**Exercise aim:** Look through the data and write out every line with the word "Jinsong" in it.
◆ ◆ ◆ ◆
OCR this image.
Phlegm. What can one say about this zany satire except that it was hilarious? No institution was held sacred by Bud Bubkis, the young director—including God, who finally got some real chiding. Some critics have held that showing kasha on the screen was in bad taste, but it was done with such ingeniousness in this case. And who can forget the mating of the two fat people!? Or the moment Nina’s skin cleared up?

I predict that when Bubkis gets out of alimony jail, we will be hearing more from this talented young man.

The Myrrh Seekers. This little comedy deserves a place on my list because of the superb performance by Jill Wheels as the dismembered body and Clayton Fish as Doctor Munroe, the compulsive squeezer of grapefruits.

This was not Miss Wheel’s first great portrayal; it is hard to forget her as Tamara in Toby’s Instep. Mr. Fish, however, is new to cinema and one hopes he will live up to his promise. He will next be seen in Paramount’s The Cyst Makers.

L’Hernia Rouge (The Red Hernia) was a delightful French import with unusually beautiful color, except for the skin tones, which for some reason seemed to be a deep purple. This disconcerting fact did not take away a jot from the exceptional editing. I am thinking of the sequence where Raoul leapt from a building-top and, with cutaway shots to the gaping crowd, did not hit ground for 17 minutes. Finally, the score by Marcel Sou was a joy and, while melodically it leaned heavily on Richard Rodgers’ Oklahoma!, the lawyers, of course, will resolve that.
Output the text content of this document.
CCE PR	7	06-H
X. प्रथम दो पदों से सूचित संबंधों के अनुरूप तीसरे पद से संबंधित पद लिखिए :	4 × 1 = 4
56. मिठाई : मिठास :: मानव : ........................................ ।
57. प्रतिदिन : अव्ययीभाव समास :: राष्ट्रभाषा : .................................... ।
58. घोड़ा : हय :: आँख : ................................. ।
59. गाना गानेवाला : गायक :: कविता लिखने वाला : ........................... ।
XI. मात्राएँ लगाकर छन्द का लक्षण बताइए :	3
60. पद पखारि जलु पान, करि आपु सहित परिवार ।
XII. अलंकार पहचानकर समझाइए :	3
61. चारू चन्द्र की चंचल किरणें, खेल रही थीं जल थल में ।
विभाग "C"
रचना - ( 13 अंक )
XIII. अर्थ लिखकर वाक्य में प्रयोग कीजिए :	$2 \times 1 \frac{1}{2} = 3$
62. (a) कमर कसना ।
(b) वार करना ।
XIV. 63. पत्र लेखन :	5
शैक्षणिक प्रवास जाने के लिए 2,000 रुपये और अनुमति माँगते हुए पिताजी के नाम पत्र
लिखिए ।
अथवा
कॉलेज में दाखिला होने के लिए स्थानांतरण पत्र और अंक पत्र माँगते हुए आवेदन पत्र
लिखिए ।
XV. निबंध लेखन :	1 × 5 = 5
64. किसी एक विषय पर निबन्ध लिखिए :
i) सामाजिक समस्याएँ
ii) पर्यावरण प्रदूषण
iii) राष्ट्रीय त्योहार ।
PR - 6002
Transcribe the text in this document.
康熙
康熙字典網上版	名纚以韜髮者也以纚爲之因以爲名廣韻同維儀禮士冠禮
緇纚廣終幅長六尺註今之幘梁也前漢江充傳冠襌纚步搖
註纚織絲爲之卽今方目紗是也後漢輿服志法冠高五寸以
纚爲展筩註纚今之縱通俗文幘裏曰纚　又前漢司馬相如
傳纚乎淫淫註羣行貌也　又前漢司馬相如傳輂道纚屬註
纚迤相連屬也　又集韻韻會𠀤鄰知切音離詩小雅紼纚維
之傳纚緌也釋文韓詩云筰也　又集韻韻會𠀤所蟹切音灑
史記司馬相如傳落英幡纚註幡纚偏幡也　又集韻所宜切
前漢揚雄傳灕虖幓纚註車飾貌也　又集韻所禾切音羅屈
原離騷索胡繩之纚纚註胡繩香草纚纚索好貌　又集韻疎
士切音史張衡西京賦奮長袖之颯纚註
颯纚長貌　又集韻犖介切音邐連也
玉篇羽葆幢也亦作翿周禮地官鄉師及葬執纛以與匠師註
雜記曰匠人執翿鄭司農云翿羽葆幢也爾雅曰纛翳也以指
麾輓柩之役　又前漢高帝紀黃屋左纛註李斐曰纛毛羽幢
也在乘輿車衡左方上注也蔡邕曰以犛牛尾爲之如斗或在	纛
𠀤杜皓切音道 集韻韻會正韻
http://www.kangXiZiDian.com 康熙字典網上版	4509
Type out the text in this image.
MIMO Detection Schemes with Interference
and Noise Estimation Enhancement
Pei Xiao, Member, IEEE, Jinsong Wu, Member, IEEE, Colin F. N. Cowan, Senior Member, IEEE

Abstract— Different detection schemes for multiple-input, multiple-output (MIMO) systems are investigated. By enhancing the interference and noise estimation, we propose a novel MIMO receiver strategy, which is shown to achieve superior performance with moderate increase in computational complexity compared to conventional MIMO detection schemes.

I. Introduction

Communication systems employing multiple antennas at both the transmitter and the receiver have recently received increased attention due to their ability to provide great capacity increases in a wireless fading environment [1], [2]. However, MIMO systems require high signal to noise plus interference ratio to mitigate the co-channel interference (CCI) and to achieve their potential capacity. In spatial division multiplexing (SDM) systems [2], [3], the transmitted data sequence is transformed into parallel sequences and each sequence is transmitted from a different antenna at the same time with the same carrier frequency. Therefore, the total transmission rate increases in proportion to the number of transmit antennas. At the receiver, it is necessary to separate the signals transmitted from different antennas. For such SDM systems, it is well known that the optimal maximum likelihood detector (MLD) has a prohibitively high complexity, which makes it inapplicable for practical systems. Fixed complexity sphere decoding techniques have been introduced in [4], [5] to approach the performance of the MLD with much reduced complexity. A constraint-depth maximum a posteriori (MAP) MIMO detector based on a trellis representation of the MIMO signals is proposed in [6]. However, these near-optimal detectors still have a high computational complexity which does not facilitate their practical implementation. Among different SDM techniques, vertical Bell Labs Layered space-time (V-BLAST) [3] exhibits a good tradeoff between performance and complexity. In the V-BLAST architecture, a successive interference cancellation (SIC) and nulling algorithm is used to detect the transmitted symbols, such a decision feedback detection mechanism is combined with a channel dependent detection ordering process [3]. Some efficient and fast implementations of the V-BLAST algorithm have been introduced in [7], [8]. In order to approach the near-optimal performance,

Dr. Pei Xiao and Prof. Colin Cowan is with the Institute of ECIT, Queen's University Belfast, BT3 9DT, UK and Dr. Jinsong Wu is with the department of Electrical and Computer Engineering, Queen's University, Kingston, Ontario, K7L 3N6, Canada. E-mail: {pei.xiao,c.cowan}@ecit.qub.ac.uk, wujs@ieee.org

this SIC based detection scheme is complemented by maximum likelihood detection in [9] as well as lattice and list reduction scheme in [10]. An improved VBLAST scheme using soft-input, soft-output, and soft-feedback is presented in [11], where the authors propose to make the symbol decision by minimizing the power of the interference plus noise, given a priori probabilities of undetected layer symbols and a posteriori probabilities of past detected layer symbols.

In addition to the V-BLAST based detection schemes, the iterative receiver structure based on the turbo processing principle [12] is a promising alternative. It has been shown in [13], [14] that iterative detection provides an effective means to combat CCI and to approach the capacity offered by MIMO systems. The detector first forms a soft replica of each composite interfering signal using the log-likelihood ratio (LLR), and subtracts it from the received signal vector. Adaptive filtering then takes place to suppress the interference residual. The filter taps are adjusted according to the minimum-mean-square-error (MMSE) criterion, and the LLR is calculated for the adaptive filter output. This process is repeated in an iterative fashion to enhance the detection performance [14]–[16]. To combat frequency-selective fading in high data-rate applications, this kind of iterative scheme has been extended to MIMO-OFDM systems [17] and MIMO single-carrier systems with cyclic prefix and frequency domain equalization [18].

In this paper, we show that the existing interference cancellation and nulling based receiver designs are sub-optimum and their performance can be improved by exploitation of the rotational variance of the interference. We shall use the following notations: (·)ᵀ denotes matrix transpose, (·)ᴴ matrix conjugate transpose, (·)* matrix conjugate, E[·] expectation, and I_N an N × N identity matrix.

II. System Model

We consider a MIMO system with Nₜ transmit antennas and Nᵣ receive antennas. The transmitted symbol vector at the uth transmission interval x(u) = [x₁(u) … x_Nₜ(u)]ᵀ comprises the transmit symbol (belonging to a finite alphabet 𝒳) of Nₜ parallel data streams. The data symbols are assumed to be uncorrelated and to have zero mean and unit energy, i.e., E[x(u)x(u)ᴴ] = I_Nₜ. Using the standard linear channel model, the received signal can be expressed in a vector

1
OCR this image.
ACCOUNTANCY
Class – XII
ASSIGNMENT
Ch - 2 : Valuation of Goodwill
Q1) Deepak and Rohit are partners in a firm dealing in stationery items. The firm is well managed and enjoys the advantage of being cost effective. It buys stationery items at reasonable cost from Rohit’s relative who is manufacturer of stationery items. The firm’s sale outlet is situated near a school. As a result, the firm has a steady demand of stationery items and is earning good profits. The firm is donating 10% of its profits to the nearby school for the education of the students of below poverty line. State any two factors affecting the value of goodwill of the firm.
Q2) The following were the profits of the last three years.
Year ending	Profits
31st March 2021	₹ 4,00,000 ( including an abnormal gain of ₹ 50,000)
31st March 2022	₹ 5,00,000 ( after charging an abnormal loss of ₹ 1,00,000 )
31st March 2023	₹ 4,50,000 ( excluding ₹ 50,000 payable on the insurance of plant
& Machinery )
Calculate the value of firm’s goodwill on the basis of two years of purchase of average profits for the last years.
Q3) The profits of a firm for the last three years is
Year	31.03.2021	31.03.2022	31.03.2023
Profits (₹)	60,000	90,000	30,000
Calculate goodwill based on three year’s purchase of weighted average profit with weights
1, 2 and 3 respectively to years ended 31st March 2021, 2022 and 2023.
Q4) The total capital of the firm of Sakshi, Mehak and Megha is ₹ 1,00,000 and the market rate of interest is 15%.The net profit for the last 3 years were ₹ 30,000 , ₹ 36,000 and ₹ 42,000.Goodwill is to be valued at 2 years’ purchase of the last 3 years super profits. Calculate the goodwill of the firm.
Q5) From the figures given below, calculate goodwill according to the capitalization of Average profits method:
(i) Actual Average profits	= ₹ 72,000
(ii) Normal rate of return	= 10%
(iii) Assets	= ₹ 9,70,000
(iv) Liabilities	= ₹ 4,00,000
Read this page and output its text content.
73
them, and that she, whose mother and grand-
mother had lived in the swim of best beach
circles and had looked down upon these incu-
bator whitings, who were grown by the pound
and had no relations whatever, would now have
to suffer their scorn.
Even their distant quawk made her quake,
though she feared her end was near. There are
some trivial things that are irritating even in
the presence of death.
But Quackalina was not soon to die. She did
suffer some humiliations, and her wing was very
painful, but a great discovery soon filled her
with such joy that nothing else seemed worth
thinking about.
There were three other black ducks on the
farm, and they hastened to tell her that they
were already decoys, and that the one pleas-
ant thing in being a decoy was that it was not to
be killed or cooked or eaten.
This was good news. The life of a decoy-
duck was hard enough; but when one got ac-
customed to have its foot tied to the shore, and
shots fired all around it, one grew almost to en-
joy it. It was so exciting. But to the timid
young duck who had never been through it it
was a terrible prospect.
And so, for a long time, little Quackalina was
◆ ◆ ◆ ◆
**The result:**
Pei Xiao, Member, IEEE, Jinsong Wu, Member, IEEE, Colin F. N. Cowan, Senior Member, IEEE
Dr. Pei Xiao and Prof. Colin Cowan is with the Institute of ECIT, Queen's University Belfast, BT3 9DT, UK and Dr. Jinsong Wu is with the department of Electrical and Computer Engineering, Queen's University, Kingston, Ontario, K7L 3N6, Canada. E-mail: {pei.xiao,c.cowan}@ecit.qub.ac.uk, wujs@ieee.org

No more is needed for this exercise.